**What is needed**
Go through the listing and write out all of it exactly.

* BEGIN Extracted records *

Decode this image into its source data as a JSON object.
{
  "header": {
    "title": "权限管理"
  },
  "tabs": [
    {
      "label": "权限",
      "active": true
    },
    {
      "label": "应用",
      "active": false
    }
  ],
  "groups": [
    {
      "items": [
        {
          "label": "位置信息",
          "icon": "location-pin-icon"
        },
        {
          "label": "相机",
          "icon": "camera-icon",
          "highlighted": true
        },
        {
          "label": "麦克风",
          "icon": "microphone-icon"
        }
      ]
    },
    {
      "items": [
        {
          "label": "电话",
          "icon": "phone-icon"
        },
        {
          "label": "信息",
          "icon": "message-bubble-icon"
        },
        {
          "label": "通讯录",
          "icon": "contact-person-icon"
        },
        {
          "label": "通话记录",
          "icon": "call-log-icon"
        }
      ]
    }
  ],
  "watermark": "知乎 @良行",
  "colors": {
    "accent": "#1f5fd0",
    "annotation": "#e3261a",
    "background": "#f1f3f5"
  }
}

* END Extracted records *

**The result**
Decode this image into its source data as a JSON object.
{
  "header": {
    "title": "权限管理"
  },
  "tabs": [
    {
      "label": "权限",
      "active": true
    },
    {
      "label": "应用",
      "active": false
    }
  ],
  "groups": [
    {
      "items": [
        {
          "label": "位置信息",
          "icon": "location-pin-icon"
        },
        {
          "label": "相机",
          "icon": "camera-icon",
          "highlighted": true
        },
        {
          "label": "麦克风",
          "icon": "microphone-icon"
        }
      ]
    },
    {
      "items": [
        {
          "label": "电话",
          "icon": "phone-icon"
        },
        {
          "label": "信息",
          "icon": "message-bubble-icon"
        },
        {
          "label": "通讯录",
          "icon": "contact-person-icon"
        },
        {
          "label": "通话记录",
          "icon": "call-log-icon"
        }
      ]
    }
  ],
  "watermark": "知乎 @良行",
  "colors": {
    "accent": "#1f5fd0",
    "annotation": "#e3261a",
    "background": "#f1f3f5"
  }
}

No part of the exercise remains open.